— start of RECORDED DATA —
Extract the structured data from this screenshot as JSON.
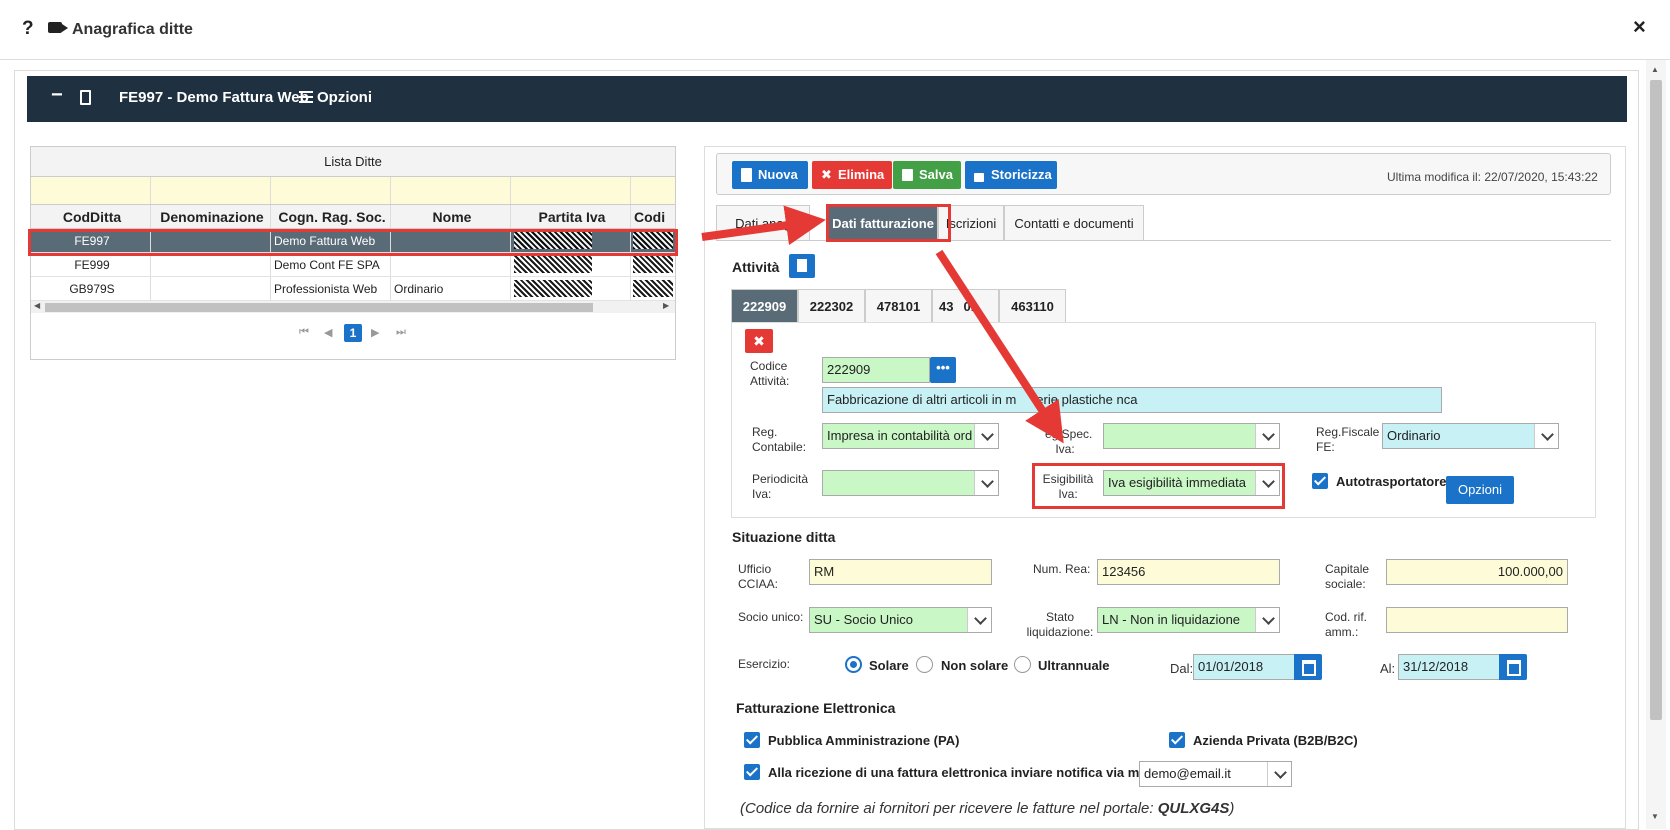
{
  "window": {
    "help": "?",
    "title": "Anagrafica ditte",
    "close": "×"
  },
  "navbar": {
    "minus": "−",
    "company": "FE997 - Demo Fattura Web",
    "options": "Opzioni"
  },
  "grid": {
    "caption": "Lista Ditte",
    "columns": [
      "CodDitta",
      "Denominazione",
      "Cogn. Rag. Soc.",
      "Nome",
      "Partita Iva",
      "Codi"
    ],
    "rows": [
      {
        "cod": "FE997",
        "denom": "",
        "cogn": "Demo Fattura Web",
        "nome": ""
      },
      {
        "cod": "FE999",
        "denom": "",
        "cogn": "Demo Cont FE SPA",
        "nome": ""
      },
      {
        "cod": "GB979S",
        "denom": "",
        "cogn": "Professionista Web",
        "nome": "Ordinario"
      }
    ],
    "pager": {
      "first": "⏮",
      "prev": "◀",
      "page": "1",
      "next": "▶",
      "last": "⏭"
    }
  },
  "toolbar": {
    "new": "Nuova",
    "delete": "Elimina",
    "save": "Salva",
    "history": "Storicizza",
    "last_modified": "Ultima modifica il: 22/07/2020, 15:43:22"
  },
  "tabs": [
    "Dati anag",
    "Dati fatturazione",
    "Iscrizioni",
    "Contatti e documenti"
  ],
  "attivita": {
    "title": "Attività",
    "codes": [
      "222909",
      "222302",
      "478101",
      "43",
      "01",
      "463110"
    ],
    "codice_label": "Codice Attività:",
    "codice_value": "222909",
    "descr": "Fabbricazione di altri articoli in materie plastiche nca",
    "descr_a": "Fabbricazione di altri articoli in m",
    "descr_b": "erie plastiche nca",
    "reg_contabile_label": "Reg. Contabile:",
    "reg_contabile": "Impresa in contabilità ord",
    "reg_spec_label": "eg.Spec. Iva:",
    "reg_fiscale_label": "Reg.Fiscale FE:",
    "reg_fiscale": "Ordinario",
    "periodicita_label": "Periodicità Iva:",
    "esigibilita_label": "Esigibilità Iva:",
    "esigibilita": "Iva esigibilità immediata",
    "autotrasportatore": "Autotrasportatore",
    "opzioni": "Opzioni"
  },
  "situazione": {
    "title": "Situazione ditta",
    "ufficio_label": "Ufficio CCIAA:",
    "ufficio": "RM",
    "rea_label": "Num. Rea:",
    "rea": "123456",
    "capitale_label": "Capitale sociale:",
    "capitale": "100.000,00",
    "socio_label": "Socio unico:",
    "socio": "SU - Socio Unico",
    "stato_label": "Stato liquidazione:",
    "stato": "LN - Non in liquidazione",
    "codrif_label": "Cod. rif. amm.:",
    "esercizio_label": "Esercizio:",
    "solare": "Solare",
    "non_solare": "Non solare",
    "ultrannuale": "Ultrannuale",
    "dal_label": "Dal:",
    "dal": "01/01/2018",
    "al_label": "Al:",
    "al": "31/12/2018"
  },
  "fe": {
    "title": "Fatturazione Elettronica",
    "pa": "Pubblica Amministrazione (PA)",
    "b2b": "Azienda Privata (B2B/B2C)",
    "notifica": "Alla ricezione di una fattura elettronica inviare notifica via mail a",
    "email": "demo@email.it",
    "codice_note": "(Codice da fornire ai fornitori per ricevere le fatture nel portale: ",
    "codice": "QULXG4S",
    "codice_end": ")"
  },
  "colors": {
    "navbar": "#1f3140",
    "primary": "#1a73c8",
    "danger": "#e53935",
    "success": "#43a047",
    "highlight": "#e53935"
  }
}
— end of RECORDED DATA —
WRITTEN REQUEST: Leave out all images, then reproduce the entries above exactly.

REPLY:
Extract the structured data from this screenshot as JSON.
{
  "window": {
    "help": "?",
    "title": "Anagrafica ditte",
    "close": "×"
  },
  "navbar": {
    "minus": "−",
    "company": "FE997 - Demo Fattura Web",
    "options": "Opzioni"
  },
  "grid": {
    "caption": "Lista Ditte",
    "columns": [
      "CodDitta",
      "Denominazione",
      "Cogn. Rag. Soc.",
      "Nome",
      "Partita Iva",
      "Codi"
    ],
    "rows": [
      {
        "cod": "FE997",
        "denom": "",
        "cogn": "Demo Fattura Web",
        "nome": ""
      },
      {
        "cod": "FE999",
        "denom": "",
        "cogn": "Demo Cont FE SPA",
        "nome": ""
      },
      {
        "cod": "GB979S",
        "denom": "",
        "cogn": "Professionista Web",
        "nome": "Ordinario"
      }
    ],
    "pager": {
      "first": "⏮",
      "prev": "◀",
      "page": "1",
      "next": "▶",
      "last": "⏭"
    }
  },
  "toolbar": {
    "new": "Nuova",
    "delete": "Elimina",
    "save": "Salva",
    "history": "Storicizza",
    "last_modified": "Ultima modifica il: 22/07/2020, 15:43:22"
  },
  "tabs": [
    "Dati anag",
    "Dati fatturazione",
    "Iscrizioni",
    "Contatti e documenti"
  ],
  "attivita": {
    "title": "Attività",
    "codes": [
      "222909",
      "222302",
      "478101",
      "43",
      "01",
      "463110"
    ],
    "codice_label": "Codice Attività:",
    "codice_value": "222909",
    "descr": "Fabbricazione di altri articoli in materie plastiche nca",
    "descr_a": "Fabbricazione di altri articoli in m",
    "descr_b": "erie plastiche nca",
    "reg_contabile_label": "Reg. Contabile:",
    "reg_contabile": "Impresa in contabilità ord",
    "reg_spec_label": "eg.Spec. Iva:",
    "reg_fiscale_label": "Reg.Fiscale FE:",
    "reg_fiscale": "Ordinario",
    "periodicita_label": "Periodicità Iva:",
    "esigibilita_label": "Esigibilità Iva:",
    "esigibilita": "Iva esigibilità immediata",
    "autotrasportatore": "Autotrasportatore",
    "opzioni": "Opzioni"
  },
  "situazione": {
    "title": "Situazione ditta",
    "ufficio_label": "Ufficio CCIAA:",
    "ufficio": "RM",
    "rea_label": "Num. Rea:",
    "rea": "123456",
    "capitale_label": "Capitale sociale:",
    "capitale": "100.000,00",
    "socio_label": "Socio unico:",
    "socio": "SU - Socio Unico",
    "stato_label": "Stato liquidazione:",
    "stato": "LN - Non in liquidazione",
    "codrif_label": "Cod. rif. amm.:",
    "esercizio_label": "Esercizio:",
    "solare": "Solare",
    "non_solare": "Non solare",
    "ultrannuale": "Ultrannuale",
    "dal_label": "Dal:",
    "dal": "01/01/2018",
    "al_label": "Al:",
    "al": "31/12/2018"
  },
  "fe": {
    "title": "Fatturazione Elettronica",
    "pa": "Pubblica Amministrazione (PA)",
    "b2b": "Azienda Privata (B2B/B2C)",
    "notifica": "Alla ricezione di una fattura elettronica inviare notifica via mail a",
    "email": "demo@email.it",
    "codice_note": "(Codice da fornire ai fornitori per ricevere le fatture nel portale: ",
    "codice": "QULXG4S",
    "codice_end": ")"
  },
  "colors": {
    "navbar": "#1f3140",
    "primary": "#1a73c8",
    "danger": "#e53935",
    "success": "#43a047",
    "highlight": "#e53935"
  }
}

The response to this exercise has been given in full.